INSTRUCTION - In the records below, pick out all lines containing the word "text".

[Saved entries]

━━━━━━━━━━━━━━━━

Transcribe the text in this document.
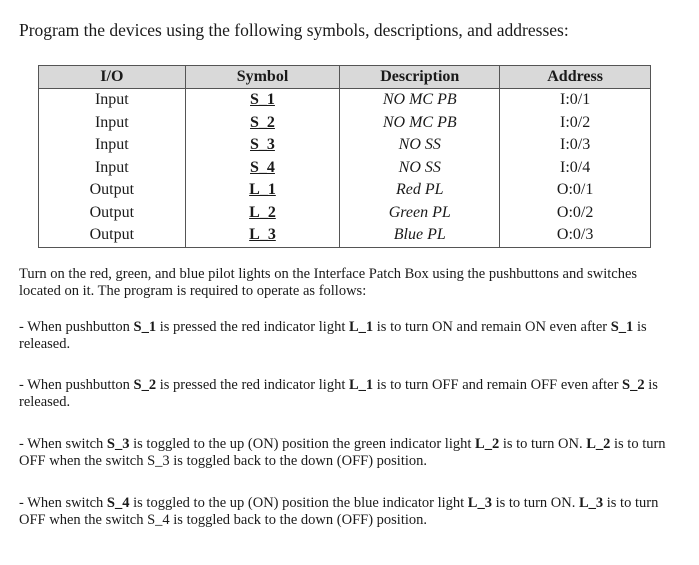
Program the devices using the following symbols, descriptions, and addresses:
I/O	Symbol	Description	Address
Input	S_1	NO MC PB	I:0/1
Input	S_2	NO MC PB	I:0/2
Input	S_3	NO SS	I:0/3
Input	S_4	NO SS	I:0/4
Output	L_1	Red PL	O:0/1
Output	L_2	Green PL	O:0/2
Output	L_3	Blue PL	O:0/3

Turn on the red, green, and blue pilot lights on the Interface Patch Box using the pushbuttons and switches located on it. The program is required to operate as follows:

- When pushbutton S_1 is pressed the red indicator light L_1 is to turn ON and remain ON even after S_1 is released.

- When pushbutton S_2 is pressed the red indicator light L_1 is to turn OFF and remain OFF even after S_2 is released.

- When switch S_3 is toggled to the up (ON) position the green indicator light L_2 is to turn ON. L_2 is to turn OFF when the switch S_3 is toggled back to the down (OFF) position.

- When switch S_4 is toggled to the up (ON) position the blue indicator light L_3 is to turn ON. L_3 is to turn OFF when the switch S_4 is toggled back to the down (OFF) position.
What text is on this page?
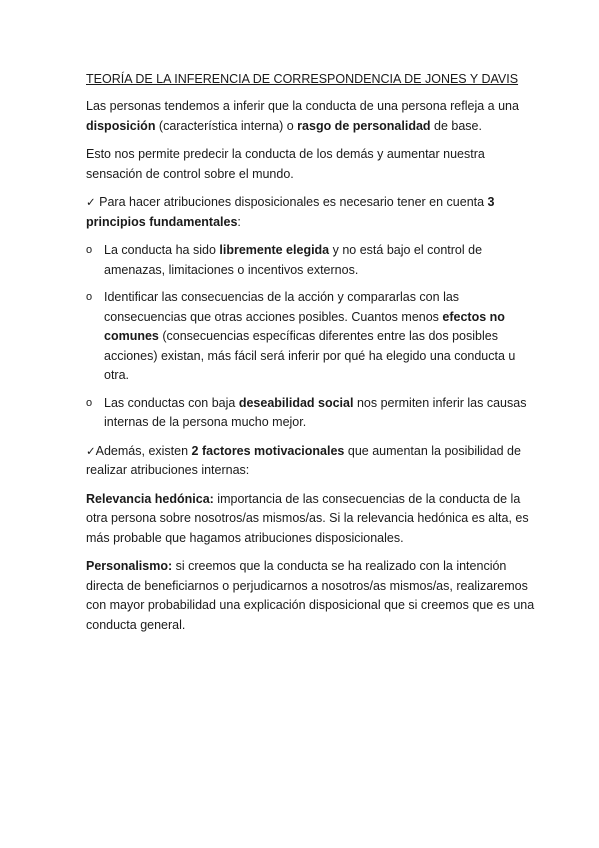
TEORÍA DE LA INFERENCIA DE CORRESPONDENCIA DE JONES Y DAVIS

Las personas tendemos a inferir que la conducta de una persona refleja a una disposición (característica interna) o rasgo de personalidad de base.

Esto nos permite predecir la conducta de los demás y aumentar nuestra sensación de control sobre el mundo.

✓ Para hacer atribuciones disposicionales es necesario tener en cuenta 3 principios fundamentales:

o La conducta ha sido libremente elegida y no está bajo el control de amenazas, limitaciones o incentivos externos.
o Identificar las consecuencias de la acción y compararlas con las consecuencias que otras acciones posibles. Cuantos menos efectos no comunes (consecuencias específicas diferentes entre las dos posibles acciones) existan, más fácil será inferir por qué ha elegido una conducta u otra.
o Las conductas con baja deseabilidad social nos permiten inferir las causas internas de la persona mucho mejor.

✓Además, existen 2 factores motivacionales que aumentan la posibilidad de realizar atribuciones internas:

Relevancia hedónica: importancia de las consecuencias de la conducta de la otra persona sobre nosotros/as mismos/as. Si la relevancia hedónica es alta, es más probable que hagamos atribuciones disposicionales.

Personalismo: si creemos que la conducta se ha realizado con la intención directa de beneficiarnos o perjudicarnos a nosotros/as mismos/as, realizaremos con mayor probabilidad una explicación disposicional que si creemos que es una conducta general.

━━━━━━━━━━━━━━━━

COMPLETED EXERCISE -
Transcribe the text in this document.
What text is on this page?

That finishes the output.